> Problem details: Please rewrite the lines from the line with "y-tick-label: 733.33 [32, 236, 64, 247]" through the end of the records, swapping "Optical Density" for "Absorbance" and leaving everything else unchanged.

[A run of records]
(begin)
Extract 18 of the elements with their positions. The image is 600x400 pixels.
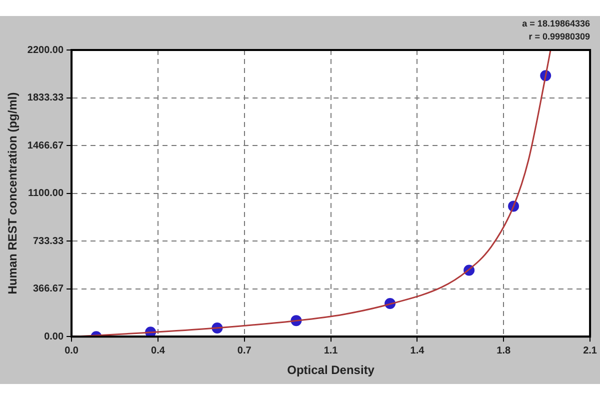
y-tick-label: 733.33 [32, 236, 64, 247]
x-tick-label: 2.1 [583, 345, 598, 356]
x-axis-title: Optical Density [287, 363, 375, 378]
y-axis-title: Human REST concentration (pg/ml) [6, 92, 20, 294]
x-tick-label: 1.8 [496, 345, 512, 356]
x-tick-label: 1.1 [324, 345, 338, 356]
y-tick-label: 2200.00 [27, 44, 64, 56]
y-tick-label: 366.67 [32, 284, 64, 295]
x-tick-label: 1.4 [410, 345, 425, 356]
y-tick-label: 1466.67 [27, 140, 64, 152]
y-tick-label: 1100.00 [28, 188, 64, 200]
text: a = 18.19864336 [522, 18, 590, 28]
x-tick-label: 0.4 [151, 345, 166, 356]
x-tick-label: 0.0 [64, 345, 79, 356]
text: r = 0.99980309 [528, 31, 590, 42]
y-tick-label: 0.00 [44, 331, 64, 342]
x-tick-label: 0.7 [237, 345, 252, 356]
y-tick-label: 1833.33 [27, 92, 64, 104]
(end)
> The completed task:
y-tick-label: 733.33 [32, 236, 64, 247]
x-tick-label: 2.1 [583, 345, 598, 356]
x-axis-title: Absorbance [287, 363, 375, 378]
y-axis-title: Human REST concentration (pg/ml) [6, 92, 20, 294]
x-tick-label: 1.8 [496, 345, 512, 356]
x-tick-label: 1.1 [324, 345, 338, 356]
y-tick-label: 2200.00 [27, 44, 64, 56]
y-tick-label: 366.67 [32, 284, 64, 295]
x-tick-label: 1.4 [410, 345, 425, 356]
y-tick-label: 1466.67 [27, 140, 64, 152]
y-tick-label: 1100.00 [28, 188, 64, 200]
text: a = 18.19864336 [522, 18, 590, 28]
x-tick-label: 0.4 [151, 345, 166, 356]
x-tick-label: 0.0 [64, 345, 79, 356]
text: r = 0.99980309 [528, 31, 590, 42]
y-tick-label: 0.00 [44, 331, 64, 342]
x-tick-label: 0.7 [237, 345, 252, 356]
y-tick-label: 1833.33 [27, 92, 64, 104]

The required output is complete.